Written task. Extract all of the entries and set them down verbatim.

Records for processing.
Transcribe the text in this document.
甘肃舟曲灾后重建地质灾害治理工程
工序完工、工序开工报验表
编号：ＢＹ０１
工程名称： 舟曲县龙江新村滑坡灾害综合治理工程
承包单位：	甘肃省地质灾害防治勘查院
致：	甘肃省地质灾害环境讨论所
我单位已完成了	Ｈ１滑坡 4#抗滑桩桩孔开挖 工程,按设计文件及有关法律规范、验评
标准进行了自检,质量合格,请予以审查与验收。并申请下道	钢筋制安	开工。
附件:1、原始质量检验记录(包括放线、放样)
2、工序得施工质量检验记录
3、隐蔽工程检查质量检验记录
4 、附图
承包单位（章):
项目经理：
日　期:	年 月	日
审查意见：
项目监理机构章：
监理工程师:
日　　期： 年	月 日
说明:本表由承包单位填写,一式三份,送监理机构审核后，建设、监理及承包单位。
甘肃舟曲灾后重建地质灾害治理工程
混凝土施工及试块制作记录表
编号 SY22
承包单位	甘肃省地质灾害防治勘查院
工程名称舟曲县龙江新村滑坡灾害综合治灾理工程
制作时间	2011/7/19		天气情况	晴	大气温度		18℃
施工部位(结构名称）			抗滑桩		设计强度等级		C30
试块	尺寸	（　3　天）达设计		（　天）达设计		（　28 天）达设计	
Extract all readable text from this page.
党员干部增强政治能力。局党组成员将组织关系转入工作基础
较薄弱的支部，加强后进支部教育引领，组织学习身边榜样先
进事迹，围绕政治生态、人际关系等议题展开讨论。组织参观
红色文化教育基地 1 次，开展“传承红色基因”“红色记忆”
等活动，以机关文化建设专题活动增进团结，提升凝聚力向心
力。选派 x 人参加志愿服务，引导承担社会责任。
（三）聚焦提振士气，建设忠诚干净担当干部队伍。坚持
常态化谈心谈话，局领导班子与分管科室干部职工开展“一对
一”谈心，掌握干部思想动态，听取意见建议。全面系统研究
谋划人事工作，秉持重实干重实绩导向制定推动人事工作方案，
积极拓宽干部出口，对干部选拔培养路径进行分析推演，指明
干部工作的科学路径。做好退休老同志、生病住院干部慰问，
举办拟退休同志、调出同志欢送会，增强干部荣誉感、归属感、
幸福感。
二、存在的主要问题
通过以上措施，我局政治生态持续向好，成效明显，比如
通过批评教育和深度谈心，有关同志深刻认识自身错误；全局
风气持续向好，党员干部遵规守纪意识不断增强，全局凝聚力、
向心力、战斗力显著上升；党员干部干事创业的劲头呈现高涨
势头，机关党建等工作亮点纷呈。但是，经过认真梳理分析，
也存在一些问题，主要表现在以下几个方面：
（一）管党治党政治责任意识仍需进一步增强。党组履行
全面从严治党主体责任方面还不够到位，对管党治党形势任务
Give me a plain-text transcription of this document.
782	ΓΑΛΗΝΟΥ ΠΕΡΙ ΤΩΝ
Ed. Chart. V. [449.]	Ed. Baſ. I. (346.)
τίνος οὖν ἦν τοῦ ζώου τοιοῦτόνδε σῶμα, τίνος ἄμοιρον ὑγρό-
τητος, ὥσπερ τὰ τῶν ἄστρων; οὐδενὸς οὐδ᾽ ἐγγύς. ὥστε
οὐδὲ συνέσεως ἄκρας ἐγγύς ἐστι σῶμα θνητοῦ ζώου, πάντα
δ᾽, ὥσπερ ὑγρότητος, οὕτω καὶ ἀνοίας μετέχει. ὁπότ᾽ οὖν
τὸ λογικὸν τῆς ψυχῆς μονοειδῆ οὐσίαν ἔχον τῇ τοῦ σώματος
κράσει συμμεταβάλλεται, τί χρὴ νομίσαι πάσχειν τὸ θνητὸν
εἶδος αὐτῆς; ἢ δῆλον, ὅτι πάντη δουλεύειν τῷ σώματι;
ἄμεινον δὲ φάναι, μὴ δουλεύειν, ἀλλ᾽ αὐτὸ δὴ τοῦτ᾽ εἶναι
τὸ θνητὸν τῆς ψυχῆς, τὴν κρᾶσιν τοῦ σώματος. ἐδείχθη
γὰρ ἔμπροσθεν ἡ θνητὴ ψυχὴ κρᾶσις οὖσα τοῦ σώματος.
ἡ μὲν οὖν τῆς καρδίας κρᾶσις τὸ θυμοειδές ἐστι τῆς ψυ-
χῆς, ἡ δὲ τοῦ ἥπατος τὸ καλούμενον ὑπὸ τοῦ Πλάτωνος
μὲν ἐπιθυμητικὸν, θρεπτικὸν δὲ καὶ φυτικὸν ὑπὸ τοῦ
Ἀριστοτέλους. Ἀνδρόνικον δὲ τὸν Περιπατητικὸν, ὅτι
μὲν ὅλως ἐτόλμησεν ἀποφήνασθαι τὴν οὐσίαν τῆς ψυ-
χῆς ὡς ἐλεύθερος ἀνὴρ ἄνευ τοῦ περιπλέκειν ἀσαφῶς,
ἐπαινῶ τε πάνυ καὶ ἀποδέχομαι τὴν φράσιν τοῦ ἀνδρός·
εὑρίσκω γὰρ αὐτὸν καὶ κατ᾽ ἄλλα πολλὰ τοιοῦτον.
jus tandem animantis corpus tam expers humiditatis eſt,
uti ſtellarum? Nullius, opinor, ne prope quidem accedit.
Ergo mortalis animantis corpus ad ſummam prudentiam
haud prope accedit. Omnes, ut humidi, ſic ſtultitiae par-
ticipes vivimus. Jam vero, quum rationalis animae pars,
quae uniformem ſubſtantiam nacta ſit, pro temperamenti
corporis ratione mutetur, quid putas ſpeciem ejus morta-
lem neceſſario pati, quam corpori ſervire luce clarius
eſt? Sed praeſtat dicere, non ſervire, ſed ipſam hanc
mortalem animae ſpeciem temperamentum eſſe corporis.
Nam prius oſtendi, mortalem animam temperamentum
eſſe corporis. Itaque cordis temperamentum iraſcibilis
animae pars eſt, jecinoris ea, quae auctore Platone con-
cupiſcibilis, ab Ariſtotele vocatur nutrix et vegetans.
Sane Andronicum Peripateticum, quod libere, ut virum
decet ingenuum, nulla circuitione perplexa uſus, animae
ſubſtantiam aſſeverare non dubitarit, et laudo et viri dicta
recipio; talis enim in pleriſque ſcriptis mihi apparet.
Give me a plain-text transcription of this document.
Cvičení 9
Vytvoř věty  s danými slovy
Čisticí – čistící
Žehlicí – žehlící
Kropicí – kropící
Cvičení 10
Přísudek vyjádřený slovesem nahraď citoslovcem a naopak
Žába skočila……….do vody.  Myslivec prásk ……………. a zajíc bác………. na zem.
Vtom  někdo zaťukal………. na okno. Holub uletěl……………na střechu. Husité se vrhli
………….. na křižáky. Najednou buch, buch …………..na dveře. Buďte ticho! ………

Exercise output.
Transcribe the text in this document.
甘肃舟曲灾后重建地质灾害治理工程
工序完工、工序开工报验表
编号：ＢＹ０１
工程名称： 舟曲县龙江新村滑坡灾害综合治理工程
承包单位：	甘肃省地质灾害防治勘查院
致：	甘肃省地质灾害环境讨论所
我单位已完成了	Ｈ１滑坡 4#抗滑桩桩孔开挖 工程,按设计文件及有关法律规范、验评
标准进行了自检,质量合格,请予以审查与验收。并申请下道	钢筋制安	开工。
附件:1、原始质量检验记录(包括放线、放样)
2、工序得施工质量检验记录
3、隐蔽工程检查质量检验记录
4 、附图
承包单位（章):
项目经理：
日　期:	年 月	日
审查意见：
项目监理机构章：
监理工程师:
日　　期： 年	月 日
说明:本表由承包单位填写,一式三份,送监理机构审核后，建设、监理及承包单位。
甘肃舟曲灾后重建地质灾害治理工程
混凝土施工及试块制作记录表
编号 SY22
承包单位	甘肃省地质灾害防治勘查院
工程名称舟曲县龙江新村滑坡灾害综合治灾理工程
制作时间	2011/7/19		天气情况	晴	大气温度		18℃
施工部位(结构名称）			抗滑桩		设计强度等级		C30
试块	尺寸	（　3　天）达设计		（　天）达设计		（　28 天）达设计	
Extract all readable text from this page.
党员干部增强政治能力。局党组成员将组织关系转入工作基础
较薄弱的支部，加强后进支部教育引领，组织学习身边榜样先
进事迹，围绕政治生态、人际关系等议题展开讨论。组织参观
红色文化教育基地 1 次，开展“传承红色基因”“红色记忆”
等活动，以机关文化建设专题活动增进团结，提升凝聚力向心
力。选派 x 人参加志愿服务，引导承担社会责任。
（三）聚焦提振士气，建设忠诚干净担当干部队伍。坚持
常态化谈心谈话，局领导班子与分管科室干部职工开展“一对
一”谈心，掌握干部思想动态，听取意见建议。全面系统研究
谋划人事工作，秉持重实干重实绩导向制定推动人事工作方案，
积极拓宽干部出口，对干部选拔培养路径进行分析推演，指明
干部工作的科学路径。做好退休老同志、生病住院干部慰问，
举办拟退休同志、调出同志欢送会，增强干部荣誉感、归属感、
幸福感。
二、存在的主要问题
通过以上措施，我局政治生态持续向好，成效明显，比如
通过批评教育和深度谈心，有关同志深刻认识自身错误；全局
风气持续向好，党员干部遵规守纪意识不断增强，全局凝聚力、
向心力、战斗力显著上升；党员干部干事创业的劲头呈现高涨
势头，机关党建等工作亮点纷呈。但是，经过认真梳理分析，
也存在一些问题，主要表现在以下几个方面：
（一）管党治党政治责任意识仍需进一步增强。党组履行
全面从严治党主体责任方面还不够到位，对管党治党形势任务
Give me a plain-text transcription of this document.
782	ΓΑΛΗΝΟΥ ΠΕΡΙ ΤΩΝ
Ed. Chart. V. [449.]	Ed. Baſ. I. (346.)
τίνος οὖν ἦν τοῦ ζώου τοιοῦτόνδε σῶμα, τίνος ἄμοιρον ὑγρό-
τητος, ὥσπερ τὰ τῶν ἄστρων; οὐδενὸς οὐδ᾽ ἐγγύς. ὥστε
οὐδὲ συνέσεως ἄκρας ἐγγύς ἐστι σῶμα θνητοῦ ζώου, πάντα
δ᾽, ὥσπερ ὑγρότητος, οὕτω καὶ ἀνοίας μετέχει. ὁπότ᾽ οὖν
τὸ λογικὸν τῆς ψυχῆς μονοειδῆ οὐσίαν ἔχον τῇ τοῦ σώματος
κράσει συμμεταβάλλεται, τί χρὴ νομίσαι πάσχειν τὸ θνητὸν
εἶδος αὐτῆς; ἢ δῆλον, ὅτι πάντη δουλεύειν τῷ σώματι;
ἄμεινον δὲ φάναι, μὴ δουλεύειν, ἀλλ᾽ αὐτὸ δὴ τοῦτ᾽ εἶναι
τὸ θνητὸν τῆς ψυχῆς, τὴν κρᾶσιν τοῦ σώματος. ἐδείχθη
γὰρ ἔμπροσθεν ἡ θνητὴ ψυχὴ κρᾶσις οὖσα τοῦ σώματος.
ἡ μὲν οὖν τῆς καρδίας κρᾶσις τὸ θυμοειδές ἐστι τῆς ψυ-
χῆς, ἡ δὲ τοῦ ἥπατος τὸ καλούμενον ὑπὸ τοῦ Πλάτωνος
μὲν ἐπιθυμητικὸν, θρεπτικὸν δὲ καὶ φυτικὸν ὑπὸ τοῦ
Ἀριστοτέλους. Ἀνδρόνικον δὲ τὸν Περιπατητικὸν, ὅτι
μὲν ὅλως ἐτόλμησεν ἀποφήνασθαι τὴν οὐσίαν τῆς ψυ-
χῆς ὡς ἐλεύθερος ἀνὴρ ἄνευ τοῦ περιπλέκειν ἀσαφῶς,
ἐπαινῶ τε πάνυ καὶ ἀποδέχομαι τὴν φράσιν τοῦ ἀνδρός·
εὑρίσκω γὰρ αὐτὸν καὶ κατ᾽ ἄλλα πολλὰ τοιοῦτον.
jus tandem animantis corpus tam expers humiditatis eſt,
uti ſtellarum? Nullius, opinor, ne prope quidem accedit.
Ergo mortalis animantis corpus ad ſummam prudentiam
haud prope accedit. Omnes, ut humidi, ſic ſtultitiae par-
ticipes vivimus. Jam vero, quum rationalis animae pars,
quae uniformem ſubſtantiam nacta ſit, pro temperamenti
corporis ratione mutetur, quid putas ſpeciem ejus morta-
lem neceſſario pati, quam corpori ſervire luce clarius
eſt? Sed praeſtat dicere, non ſervire, ſed ipſam hanc
mortalem animae ſpeciem temperamentum eſſe corporis.
Nam prius oſtendi, mortalem animam temperamentum
eſſe corporis. Itaque cordis temperamentum iraſcibilis
animae pars eſt, jecinoris ea, quae auctore Platone con-
cupiſcibilis, ab Ariſtotele vocatur nutrix et vegetans.
Sane Andronicum Peripateticum, quod libere, ut virum
decet ingenuum, nulla circuitione perplexa uſus, animae
ſubſtantiam aſſeverare non dubitarit, et laudo et viri dicta
recipio; talis enim in pleriſque ſcriptis mihi apparet.
Give me a plain-text transcription of this document.
Cvičení 9
Vytvoř věty  s danými slovy
Čisticí – čistící
Žehlicí – žehlící
Kropicí – kropící
Cvičení 10
Přísudek vyjádřený slovesem nahraď citoslovcem a naopak
Žába skočila……….do vody.  Myslivec prásk ……………. a zajíc bác………. na zem.
Vtom  někdo zaťukal………. na okno. Holub uletěl……………na střechu. Husité se vrhli
………….. na křižáky. Najednou buch, buch …………..na dveře. Buďte ticho! ………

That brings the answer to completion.